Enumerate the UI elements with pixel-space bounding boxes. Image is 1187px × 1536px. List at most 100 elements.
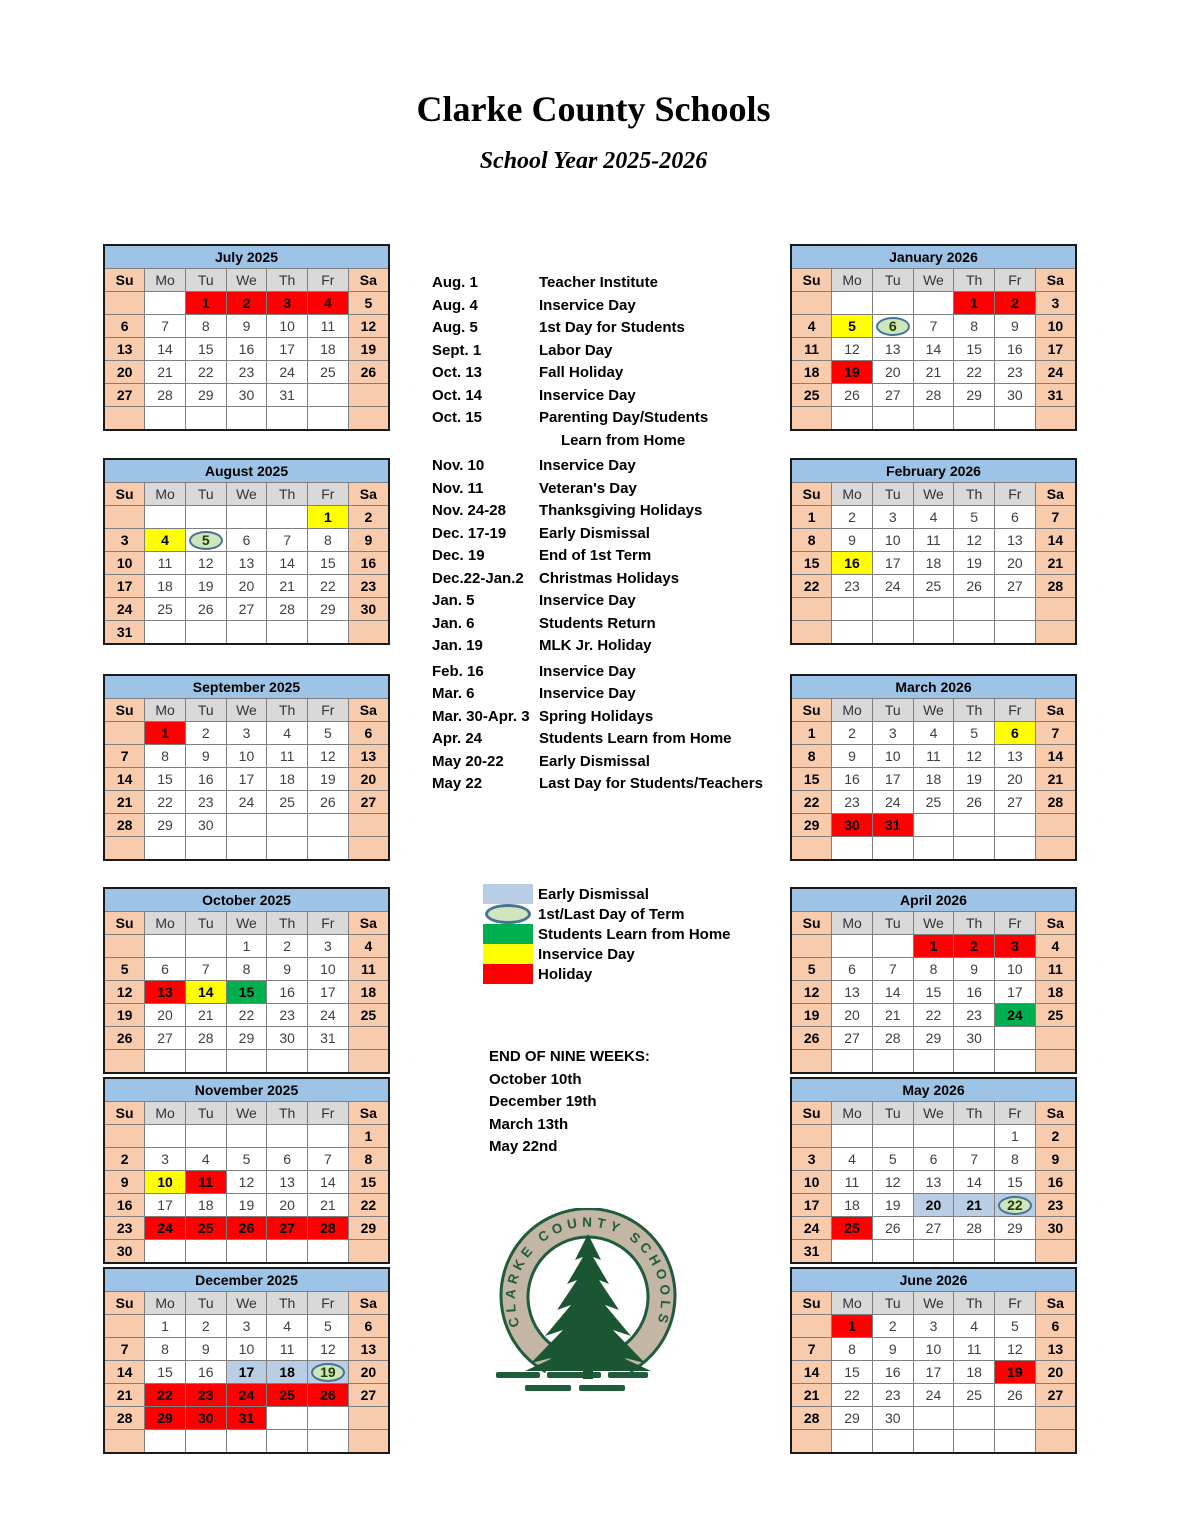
date-cell: 2 <box>831 505 873 529</box>
event-row: Nov. 11 Veteran's Day <box>432 478 763 501</box>
date-cell: 9 <box>225 314 268 338</box>
day-header-cell: Fr <box>994 1101 1036 1125</box>
date-cell <box>225 1124 268 1148</box>
event-row: Mar. 30-Apr. 3 Spring Holidays <box>432 706 763 729</box>
date-cell: 25 <box>953 1383 996 1407</box>
date-cell <box>790 1049 833 1074</box>
date-cell <box>266 836 309 861</box>
date-cell: 31 <box>1034 383 1077 407</box>
date-cell <box>144 620 186 645</box>
date-cell <box>184 1239 227 1264</box>
date-cell <box>790 406 833 431</box>
date-cell: 21 <box>103 790 146 814</box>
day-header-cell: Sa <box>347 1291 390 1315</box>
date-cell: 6 <box>266 1147 309 1171</box>
term-oval: 6 <box>875 316 910 336</box>
date-cell: 14 <box>1034 744 1077 768</box>
day-header-cell: Th <box>266 1101 309 1125</box>
event-description: Early Dismissal <box>539 524 650 542</box>
day-header-cell: Su <box>790 698 833 722</box>
date-cell: 4 <box>184 1147 227 1171</box>
date-cell <box>831 934 873 958</box>
date-cell: 22 <box>347 1193 390 1217</box>
day-header-cell: We <box>912 698 955 722</box>
date-cell: 15 <box>225 980 268 1004</box>
date-cell: 18 <box>307 337 349 361</box>
date-cell: 3 <box>912 1314 955 1338</box>
date-cell: 1 <box>144 721 186 745</box>
date-cell: 19 <box>871 1193 914 1217</box>
event-description: Last Day for Students/Teachers <box>539 775 763 792</box>
date-cell: 18 <box>790 360 833 384</box>
date-cell <box>994 1026 1036 1050</box>
date-cell: 13 <box>347 1337 390 1361</box>
date-cell: 28 <box>266 597 309 621</box>
day-header-cell: Th <box>953 268 996 292</box>
date-cell: 13 <box>266 1170 309 1194</box>
date-cell: 1 <box>912 934 955 958</box>
legend-color-swatch <box>483 924 533 944</box>
date-cell: 19 <box>994 1360 1036 1384</box>
date-cell: 23 <box>184 1383 227 1407</box>
date-cell <box>103 406 146 431</box>
date-cell: 26 <box>225 1216 268 1240</box>
day-header-cell: Su <box>103 268 146 292</box>
date-cell <box>225 1049 268 1074</box>
date-cell <box>831 597 873 621</box>
month-title: June 2026 <box>790 1267 1077 1292</box>
date-cell: 3 <box>1034 291 1077 315</box>
date-cell: 7 <box>912 314 955 338</box>
date-cell: 27 <box>994 790 1036 814</box>
date-cell: 7 <box>103 1337 146 1361</box>
event-date: Dec.22-Jan.2 <box>432 569 524 587</box>
day-header-cell: Th <box>266 911 309 935</box>
date-cell: 17 <box>994 980 1036 1004</box>
date-cell: 25 <box>144 597 186 621</box>
day-header-cell: Fr <box>994 698 1036 722</box>
date-cell: 18 <box>912 767 955 791</box>
day-header-cell: Sa <box>347 1101 390 1125</box>
date-cell <box>103 934 146 958</box>
event-row: Aug. 4 Inservice Day <box>432 295 763 318</box>
event-date: Dec. 17-19 <box>432 524 507 542</box>
date-cell: 29 <box>144 1406 186 1430</box>
day-header-cell: Su <box>103 1291 146 1315</box>
date-cell: 30 <box>184 1406 227 1430</box>
date-cell: 19 <box>953 767 996 791</box>
month-calendar: December 2025 Su Mo Tu We Th Fr Sa 1 2 3 4 5 6 7 8 9 10 11… <box>103 1267 390 1454</box>
legend-label: 1st/Last Day of Term <box>538 905 685 923</box>
event-description: Inservice Day <box>539 685 636 702</box>
day-header-cell: Mo <box>831 268 873 292</box>
date-cell: 29 <box>831 1406 873 1430</box>
date-cell: 28 <box>144 383 186 407</box>
date-cell: 27 <box>103 383 146 407</box>
date-cell: 11 <box>347 957 390 981</box>
day-header-cell: Sa <box>347 482 390 506</box>
date-cell <box>103 291 146 315</box>
date-cell: 22 <box>225 1003 268 1027</box>
term-oval: 22 <box>997 1195 1032 1215</box>
event-description: Inservice Day <box>539 296 636 314</box>
date-cell: 26 <box>307 1383 349 1407</box>
day-header-cell: Tu <box>184 698 227 722</box>
date-cell: 3 <box>144 1147 186 1171</box>
day-header-cell: Sa <box>347 268 390 292</box>
date-cell <box>1034 1026 1077 1050</box>
day-header-cell: Tu <box>871 1291 914 1315</box>
date-cell <box>953 1049 996 1074</box>
date-cell: 9 <box>871 1337 914 1361</box>
event-date: Oct. 15 <box>432 409 483 426</box>
date-cell: 17 <box>307 980 349 1004</box>
legend-color-swatch <box>483 884 533 904</box>
date-cell: 6 <box>1034 1314 1077 1338</box>
nine-weeks-heading: END OF NINE WEEKS: <box>489 1048 650 1065</box>
date-cell: 22 <box>912 1003 955 1027</box>
date-cell: 26 <box>184 597 227 621</box>
date-cell: 3 <box>266 291 309 315</box>
date-cell: 24 <box>790 1216 833 1240</box>
date-cell <box>953 597 996 621</box>
day-header-cell: We <box>912 1101 955 1125</box>
date-cell: 11 <box>912 528 955 552</box>
day-header-cell: Mo <box>831 482 873 506</box>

——

REQUIREMENTS: Render every line of the listing above as a Markdown table with two columns, Row and Entry. Row holds a row number and Entry holds the line. Skip blank lines and omit the pictures.

EXERCISE RESPONSE:
| Row | Entry |
|---|---|
| 1 | Enumerate the UI elements with pixel-space bounding boxes. Image is 1187px × 1536px. List at most 100 elements. |
| 2 | date-cell: 2 <box>831 505 873 529</box> |
| 3 | event-row: Nov. 11 Veteran's Day <box>432 478 763 501</box> |
| 4 | date-cell: 9 <box>225 314 268 338</box> |
| 5 | day-header-cell: Fr <box>994 1101 1036 1125</box> |
| 6 | date-cell <box>225 1124 268 1148</box> |
| 7 | event-row: Mar. 30-Apr. 3 Spring Holidays <box>432 706 763 729</box> |
| 8 | date-cell: 25 <box>953 1383 996 1407</box> |
| 9 | date-cell <box>790 1049 833 1074</box> |
| 10 | date-cell <box>266 836 309 861</box> |
| 11 | date-cell: 31 <box>1034 383 1077 407</box> |
| 12 | date-cell <box>144 620 186 645</box> |
| 13 | date-cell <box>184 1239 227 1264</box> |
| 14 | date-cell <box>790 406 833 431</box> |
| 15 | date-cell: 21 <box>103 790 146 814</box> |
| 16 | day-header-cell: Sa <box>347 1291 390 1315</box> |
| 17 | date-cell: 6 <box>266 1147 309 1171</box> |
| 18 | term-oval: 6 <box>875 316 910 336</box> |
| 19 | date-cell: 14 <box>1034 744 1077 768</box> |
| 20 | day-header-cell: Th <box>266 1101 309 1125</box> |
| 21 | event-description: Early Dismissal <box>539 524 650 542</box> |
| 22 | day-header-cell: Su <box>790 698 833 722</box> |
| 23 | date-cell: 4 <box>184 1147 227 1171</box> |
| 24 | date-cell <box>831 934 873 958</box> |
| 25 | date-cell: 22 <box>347 1193 390 1217</box> |
| 26 | day-header-cell: We <box>912 698 955 722</box> |
| 27 | date-cell: 15 <box>225 980 268 1004</box> |
| 28 | date-cell: 18 <box>307 337 349 361</box> |
| 29 | date-cell: 3 <box>912 1314 955 1338</box> |
| 30 | date-cell: 1 <box>144 721 186 745</box> |
| 31 | date-cell: 19 <box>871 1193 914 1217</box> |
| 32 | event-description: Last Day for Students/Teachers <box>539 775 763 792</box> |
| 33 | date-cell: 18 <box>790 360 833 384</box> |
| 34 | date-cell <box>994 1026 1036 1050</box> |
| 35 | date-cell: 13 <box>347 1337 390 1361</box> |
| 36 | date-cell: 28 <box>266 597 309 621</box> |
| 37 | day-header-cell: Th <box>953 268 996 292</box> |
| 38 | date-cell: 13 <box>266 1170 309 1194</box> |
| 39 | date-cell: 1 <box>912 934 955 958</box> |
| 40 | legend-color-swatch <box>483 924 533 944</box> |
| 41 | date-cell: 19 <box>994 1360 1036 1384</box> |
| 42 | date-cell: 23 <box>184 1383 227 1407</box> |
| 43 | date-cell <box>103 406 146 431</box> |
| 44 | date-cell: 26 <box>225 1216 268 1240</box> |
| 45 | day-header-cell: Su <box>103 268 146 292</box> |
| 46 | date-cell <box>225 1049 268 1074</box> |
| 47 | date-cell <box>831 597 873 621</box> |
| 48 | month-title: June 2026 <box>790 1267 1077 1292</box> |
| 49 | date-cell: 3 <box>1034 291 1077 315</box> |
| 50 | date-cell: 7 <box>912 314 955 338</box> |
| 51 | date-cell: 27 <box>994 790 1036 814</box> |
| 52 | date-cell: 7 <box>103 1337 146 1361</box> |
| 53 | event-date: Dec.22-Jan.2 <box>432 569 524 587</box> |
| 54 | day-header-cell: Th <box>266 911 309 935</box> |
| 55 | date-cell: 17 <box>994 980 1036 1004</box> |
| 56 | date-cell: 25 <box>144 597 186 621</box> |
| 57 | day-header-cell: Fr <box>994 698 1036 722</box> |
| 58 | date-cell: 18 <box>912 767 955 791</box> |
| 59 | day-header-cell: Sa <box>347 1101 390 1125</box> |
| 60 | date-cell <box>103 934 146 958</box> |
| 61 | event-row: Aug. 4 Inservice Day <box>432 295 763 318</box> |
| 62 | event-date: Dec. 17-19 <box>432 524 507 542</box> |
| 63 | date-cell: 29 <box>144 1406 186 1430</box> |
| 64 | day-header-cell: Su <box>103 1291 146 1315</box> |
| 65 | date-cell: 30 <box>184 1406 227 1430</box> |
| 66 | date-cell: 19 <box>953 767 996 791</box> |
| 67 | month-calendar: December 2025 Su Mo Tu We Th Fr Sa 1 2 3 4 5 6 7 8 9 10 11… <box>103 1267 390 1454</box> |
| 68 | legend-label: 1st/Last Day of Term <box>538 905 685 923</box> |
| 69 | event-description: Inservice Day <box>539 685 636 702</box> |
| 70 | day-header-cell: Mo <box>831 268 873 292</box> |
| 71 | date-cell: 29 <box>831 1406 873 1430</box> |
| 72 | date-cell: 28 <box>144 383 186 407</box> |
| 73 | date-cell: 27 <box>103 383 146 407</box> |
| 74 | date-cell: 11 <box>347 957 390 981</box> |
| 75 | day-header-cell: Sa <box>347 482 390 506</box> |
| 76 | date-cell <box>103 291 146 315</box> |
| 77 | date-cell: 22 <box>225 1003 268 1027</box> |
| 78 | term-oval: 22 <box>997 1195 1032 1215</box> |
| 79 | event-description: Inservice Day <box>539 296 636 314</box> |
| 80 | date-cell: 26 <box>307 1383 349 1407</box> |
| 81 | day-header-cell: Tu <box>184 698 227 722</box> |
| 82 | date-cell: 3 <box>144 1147 186 1171</box> |
| 83 | day-header-cell: Sa <box>347 268 390 292</box> |
| 84 | date-cell <box>1034 1026 1077 1050</box> |
| 85 | day-header-cell: Tu <box>871 1291 914 1315</box> |
| 86 | date-cell <box>953 1049 996 1074</box> |
| 87 | date-cell: 9 <box>871 1337 914 1361</box> |
| 88 | event-date: Oct. 15 <box>432 409 483 426</box> |
| 89 | date-cell: 17 <box>307 980 349 1004</box> |
| 90 | legend-color-swatch <box>483 884 533 904</box> |
| 91 | date-cell: 6 <box>1034 1314 1077 1338</box> |
| 92 | nine-weeks-heading: END OF NINE WEEKS: <box>489 1048 650 1065</box> |
| 93 | date-cell: 22 <box>912 1003 955 1027</box> |
| 94 | date-cell: 26 <box>184 597 227 621</box> |
| 95 | date-cell: 3 <box>266 291 309 315</box> |
| 96 | date-cell: 24 <box>790 1216 833 1240</box> |
| 97 | date-cell <box>953 597 996 621</box> |
| 98 | day-header-cell: We <box>912 1101 955 1125</box> |
| 99 | date-cell: 11 <box>912 528 955 552</box> |
| 100 | day-header-cell: Mo <box>831 482 873 506</box> |